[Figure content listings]
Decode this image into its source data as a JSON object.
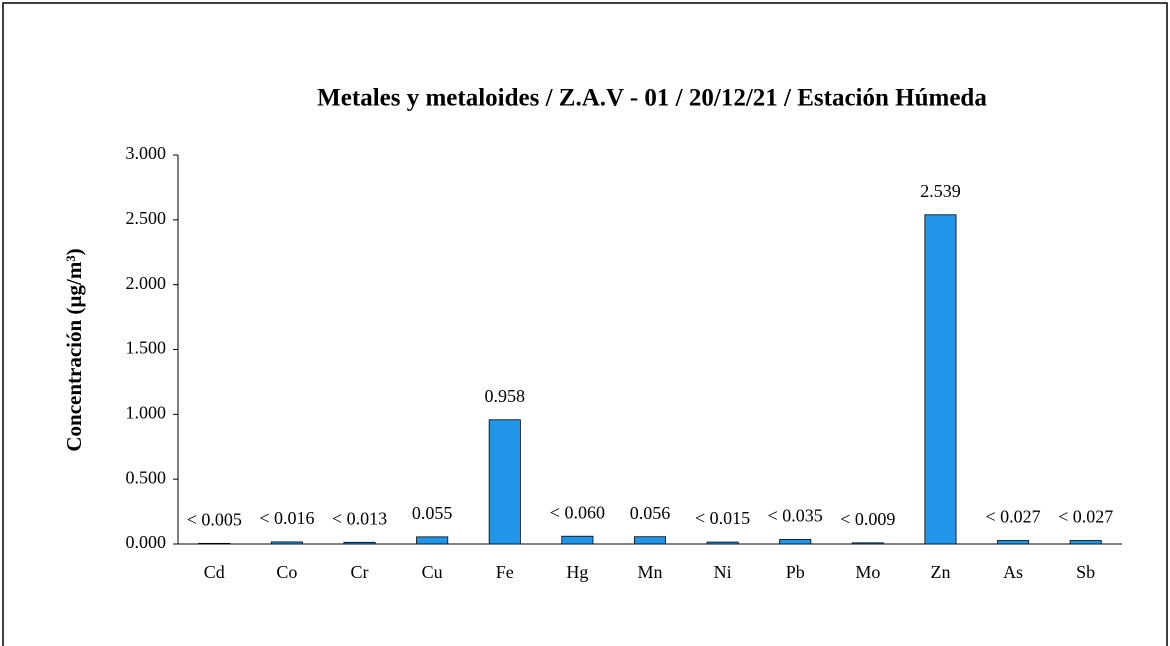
{
  "chart_data": {
    "type": "bar",
    "title": "Metales y metaloides / Z.A.V  - 01 / 20/12/21 / Estación Húmeda",
    "y_label": "Concentración (µg/m³)",
    "categories": [
      "Cd",
      "Co",
      "Cr",
      "Cu",
      "Fe",
      "Hg",
      "Mn",
      "Ni",
      "Pb",
      "Mo",
      "Zn",
      "As",
      "Sb"
    ],
    "values": [
      0.005,
      0.016,
      0.013,
      0.055,
      0.958,
      0.06,
      0.056,
      0.015,
      0.035,
      0.009,
      2.539,
      0.027,
      0.027
    ],
    "value_labels": [
      "< 0.005",
      "< 0.016",
      "< 0.013",
      "0.055",
      "0.958",
      "< 0.060",
      "0.056",
      "< 0.015",
      "< 0.035",
      "< 0.009",
      "2.539",
      "< 0.027",
      "< 0.027"
    ],
    "color": "#2196e8",
    "ylim": [
      0,
      3
    ],
    "yticks": [
      {
        "value": 0,
        "label": "0.000"
      },
      {
        "value": 0.5,
        "label": "0.500"
      },
      {
        "value": 1,
        "label": "1.000"
      },
      {
        "value": 1.5,
        "label": "1.500"
      },
      {
        "value": 2,
        "label": "2.000"
      },
      {
        "value": 2.5,
        "label": "2.500"
      },
      {
        "value": 3,
        "label": "3.000"
      }
    ],
    "grid": false
  }
}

**What needs to be done:**
Print the listing above in full, exactly as written. Omit any pictures.

**Result for this exercise:**
Decode this image into its source data as a JSON object.
{
  "chart_data": {
    "type": "bar",
    "title": "Metales y metaloides / Z.A.V  - 01 / 20/12/21 / Estación Húmeda",
    "y_label": "Concentración (µg/m³)",
    "categories": [
      "Cd",
      "Co",
      "Cr",
      "Cu",
      "Fe",
      "Hg",
      "Mn",
      "Ni",
      "Pb",
      "Mo",
      "Zn",
      "As",
      "Sb"
    ],
    "values": [
      0.005,
      0.016,
      0.013,
      0.055,
      0.958,
      0.06,
      0.056,
      0.015,
      0.035,
      0.009,
      2.539,
      0.027,
      0.027
    ],
    "value_labels": [
      "< 0.005",
      "< 0.016",
      "< 0.013",
      "0.055",
      "0.958",
      "< 0.060",
      "0.056",
      "< 0.015",
      "< 0.035",
      "< 0.009",
      "2.539",
      "< 0.027",
      "< 0.027"
    ],
    "color": "#2196e8",
    "ylim": [
      0,
      3
    ],
    "yticks": [
      {
        "value": 0,
        "label": "0.000"
      },
      {
        "value": 0.5,
        "label": "0.500"
      },
      {
        "value": 1,
        "label": "1.000"
      },
      {
        "value": 1.5,
        "label": "1.500"
      },
      {
        "value": 2,
        "label": "2.000"
      },
      {
        "value": 2.5,
        "label": "2.500"
      },
      {
        "value": 3,
        "label": "3.000"
      }
    ],
    "grid": false
  }
}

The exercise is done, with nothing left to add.